TO BE DONE:
Quote every line of the material beneath this one.

RECORDS:
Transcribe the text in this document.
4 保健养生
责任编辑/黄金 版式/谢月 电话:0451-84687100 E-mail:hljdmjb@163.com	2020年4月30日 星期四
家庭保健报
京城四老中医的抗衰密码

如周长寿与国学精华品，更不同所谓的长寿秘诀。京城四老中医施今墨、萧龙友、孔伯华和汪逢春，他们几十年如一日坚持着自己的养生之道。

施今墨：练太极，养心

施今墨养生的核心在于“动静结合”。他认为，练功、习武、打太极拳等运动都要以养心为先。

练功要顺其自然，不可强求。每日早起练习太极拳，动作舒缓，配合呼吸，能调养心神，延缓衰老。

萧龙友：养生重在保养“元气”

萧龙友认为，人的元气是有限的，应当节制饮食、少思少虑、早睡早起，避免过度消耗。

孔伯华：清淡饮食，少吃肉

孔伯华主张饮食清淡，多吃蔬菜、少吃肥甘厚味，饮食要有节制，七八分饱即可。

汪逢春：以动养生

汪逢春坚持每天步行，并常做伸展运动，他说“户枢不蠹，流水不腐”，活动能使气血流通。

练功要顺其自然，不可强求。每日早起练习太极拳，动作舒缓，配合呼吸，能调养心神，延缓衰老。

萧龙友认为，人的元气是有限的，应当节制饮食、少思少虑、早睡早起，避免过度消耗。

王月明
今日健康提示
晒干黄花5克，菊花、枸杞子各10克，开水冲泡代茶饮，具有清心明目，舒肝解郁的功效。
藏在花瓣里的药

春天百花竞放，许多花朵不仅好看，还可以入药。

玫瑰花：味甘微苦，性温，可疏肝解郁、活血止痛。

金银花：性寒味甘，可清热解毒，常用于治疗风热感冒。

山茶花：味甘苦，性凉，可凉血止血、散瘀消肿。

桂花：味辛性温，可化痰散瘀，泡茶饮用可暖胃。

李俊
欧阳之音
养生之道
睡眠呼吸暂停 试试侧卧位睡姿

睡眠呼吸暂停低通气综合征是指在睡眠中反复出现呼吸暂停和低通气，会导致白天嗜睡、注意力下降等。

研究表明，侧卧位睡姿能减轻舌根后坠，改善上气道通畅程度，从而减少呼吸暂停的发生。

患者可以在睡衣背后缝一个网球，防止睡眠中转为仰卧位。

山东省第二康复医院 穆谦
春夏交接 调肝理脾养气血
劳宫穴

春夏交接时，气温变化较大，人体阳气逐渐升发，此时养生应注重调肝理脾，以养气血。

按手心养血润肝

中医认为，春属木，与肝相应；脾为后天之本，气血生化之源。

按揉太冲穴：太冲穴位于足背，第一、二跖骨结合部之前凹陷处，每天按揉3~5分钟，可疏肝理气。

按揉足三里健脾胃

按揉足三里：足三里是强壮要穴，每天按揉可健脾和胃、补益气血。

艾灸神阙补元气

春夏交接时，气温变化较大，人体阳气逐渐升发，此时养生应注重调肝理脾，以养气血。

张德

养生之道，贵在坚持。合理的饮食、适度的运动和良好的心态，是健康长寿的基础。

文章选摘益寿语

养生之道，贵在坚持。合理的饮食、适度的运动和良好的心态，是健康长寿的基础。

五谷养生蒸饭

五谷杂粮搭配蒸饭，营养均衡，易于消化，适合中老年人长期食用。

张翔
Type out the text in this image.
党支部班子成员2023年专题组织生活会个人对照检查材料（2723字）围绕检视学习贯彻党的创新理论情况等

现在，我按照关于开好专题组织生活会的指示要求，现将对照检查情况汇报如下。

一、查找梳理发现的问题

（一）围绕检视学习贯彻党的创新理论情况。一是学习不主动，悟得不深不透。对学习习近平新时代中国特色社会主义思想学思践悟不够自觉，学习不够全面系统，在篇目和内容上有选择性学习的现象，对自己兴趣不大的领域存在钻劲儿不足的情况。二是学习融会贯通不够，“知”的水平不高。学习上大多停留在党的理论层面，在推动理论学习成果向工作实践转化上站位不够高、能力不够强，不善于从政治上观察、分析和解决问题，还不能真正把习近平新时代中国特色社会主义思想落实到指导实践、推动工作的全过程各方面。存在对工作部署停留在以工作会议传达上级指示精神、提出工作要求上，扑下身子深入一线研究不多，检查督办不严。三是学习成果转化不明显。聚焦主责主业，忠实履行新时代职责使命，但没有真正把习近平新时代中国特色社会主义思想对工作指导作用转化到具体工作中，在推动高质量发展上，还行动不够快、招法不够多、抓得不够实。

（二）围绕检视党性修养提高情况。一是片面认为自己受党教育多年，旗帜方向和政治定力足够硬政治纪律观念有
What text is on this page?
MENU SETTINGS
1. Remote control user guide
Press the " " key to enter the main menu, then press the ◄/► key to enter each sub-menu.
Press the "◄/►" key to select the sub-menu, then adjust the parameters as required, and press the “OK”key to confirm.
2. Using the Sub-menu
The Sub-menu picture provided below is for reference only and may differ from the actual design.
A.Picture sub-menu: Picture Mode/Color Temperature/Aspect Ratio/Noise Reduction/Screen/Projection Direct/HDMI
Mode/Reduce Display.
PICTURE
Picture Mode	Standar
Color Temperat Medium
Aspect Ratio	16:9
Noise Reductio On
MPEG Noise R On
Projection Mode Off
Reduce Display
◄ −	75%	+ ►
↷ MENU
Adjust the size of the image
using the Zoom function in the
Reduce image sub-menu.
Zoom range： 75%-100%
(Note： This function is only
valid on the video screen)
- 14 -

TASK OUTPUT:
Transcribe the text in this document.
4 保健养生
责任编辑/黄金 版式/谢月 电话:0451-84687100 E-mail:hljdmjb@163.com	2020年4月30日 星期四
家庭保健报
京城四老中医的抗衰密码

如周长寿与国学精华品，更不同所谓的长寿秘诀。京城四老中医施今墨、萧龙友、孔伯华和汪逢春，他们几十年如一日坚持着自己的养生之道。

施今墨：练太极，养心

施今墨养生的核心在于“动静结合”。他认为，练功、习武、打太极拳等运动都要以养心为先。

练功要顺其自然，不可强求。每日早起练习太极拳，动作舒缓，配合呼吸，能调养心神，延缓衰老。

萧龙友：养生重在保养“元气”

萧龙友认为，人的元气是有限的，应当节制饮食、少思少虑、早睡早起，避免过度消耗。

孔伯华：清淡饮食，少吃肉

孔伯华主张饮食清淡，多吃蔬菜、少吃肥甘厚味，饮食要有节制，七八分饱即可。

汪逢春：以动养生

汪逢春坚持每天步行，并常做伸展运动，他说“户枢不蠹，流水不腐”，活动能使气血流通。

练功要顺其自然，不可强求。每日早起练习太极拳，动作舒缓，配合呼吸，能调养心神，延缓衰老。

萧龙友认为，人的元气是有限的，应当节制饮食、少思少虑、早睡早起，避免过度消耗。

王月明
今日健康提示
晒干黄花5克，菊花、枸杞子各10克，开水冲泡代茶饮，具有清心明目，舒肝解郁的功效。
藏在花瓣里的药

春天百花竞放，许多花朵不仅好看，还可以入药。

玫瑰花：味甘微苦，性温，可疏肝解郁、活血止痛。

金银花：性寒味甘，可清热解毒，常用于治疗风热感冒。

山茶花：味甘苦，性凉，可凉血止血、散瘀消肿。

桂花：味辛性温，可化痰散瘀，泡茶饮用可暖胃。

李俊
欧阳之音
养生之道
睡眠呼吸暂停 试试侧卧位睡姿

睡眠呼吸暂停低通气综合征是指在睡眠中反复出现呼吸暂停和低通气，会导致白天嗜睡、注意力下降等。

研究表明，侧卧位睡姿能减轻舌根后坠，改善上气道通畅程度，从而减少呼吸暂停的发生。

患者可以在睡衣背后缝一个网球，防止睡眠中转为仰卧位。

山东省第二康复医院 穆谦
春夏交接 调肝理脾养气血
劳宫穴

春夏交接时，气温变化较大，人体阳气逐渐升发，此时养生应注重调肝理脾，以养气血。

按手心养血润肝

中医认为，春属木，与肝相应；脾为后天之本，气血生化之源。

按揉太冲穴：太冲穴位于足背，第一、二跖骨结合部之前凹陷处，每天按揉3~5分钟，可疏肝理气。

按揉足三里健脾胃

按揉足三里：足三里是强壮要穴，每天按揉可健脾和胃、补益气血。

艾灸神阙补元气

春夏交接时，气温变化较大，人体阳气逐渐升发，此时养生应注重调肝理脾，以养气血。

张德

养生之道，贵在坚持。合理的饮食、适度的运动和良好的心态，是健康长寿的基础。

文章选摘益寿语

养生之道，贵在坚持。合理的饮食、适度的运动和良好的心态，是健康长寿的基础。

五谷养生蒸饭

五谷杂粮搭配蒸饭，营养均衡，易于消化，适合中老年人长期食用。

张翔
Type out the text in this image.
党支部班子成员2023年专题组织生活会个人对照检查材料（2723字）围绕检视学习贯彻党的创新理论情况等

现在，我按照关于开好专题组织生活会的指示要求，现将对照检查情况汇报如下。

一、查找梳理发现的问题

（一）围绕检视学习贯彻党的创新理论情况。一是学习不主动，悟得不深不透。对学习习近平新时代中国特色社会主义思想学思践悟不够自觉，学习不够全面系统，在篇目和内容上有选择性学习的现象，对自己兴趣不大的领域存在钻劲儿不足的情况。二是学习融会贯通不够，“知”的水平不高。学习上大多停留在党的理论层面，在推动理论学习成果向工作实践转化上站位不够高、能力不够强，不善于从政治上观察、分析和解决问题，还不能真正把习近平新时代中国特色社会主义思想落实到指导实践、推动工作的全过程各方面。存在对工作部署停留在以工作会议传达上级指示精神、提出工作要求上，扑下身子深入一线研究不多，检查督办不严。三是学习成果转化不明显。聚焦主责主业，忠实履行新时代职责使命，但没有真正把习近平新时代中国特色社会主义思想对工作指导作用转化到具体工作中，在推动高质量发展上，还行动不够快、招法不够多、抓得不够实。

（二）围绕检视党性修养提高情况。一是片面认为自己受党教育多年，旗帜方向和政治定力足够硬政治纪律观念有
What text is on this page?
MENU SETTINGS
1. Remote control user guide
Press the " " key to enter the main menu, then press the ◄/► key to enter each sub-menu.
Press the "◄/►" key to select the sub-menu, then adjust the parameters as required, and press the “OK”key to confirm.
2. Using the Sub-menu
The Sub-menu picture provided below is for reference only and may differ from the actual design.
A.Picture sub-menu: Picture Mode/Color Temperature/Aspect Ratio/Noise Reduction/Screen/Projection Direct/HDMI
Mode/Reduce Display.
PICTURE
Picture Mode	Standar
Color Temperat Medium
Aspect Ratio	16:9
Noise Reductio On
MPEG Noise R On
Projection Mode Off
Reduce Display
◄ −	75%	+ ►
↷ MENU
Adjust the size of the image
using the Zoom function in the
Reduce image sub-menu.
Zoom range： 75%-100%
(Note： This function is only
valid on the video screen)
- 14 -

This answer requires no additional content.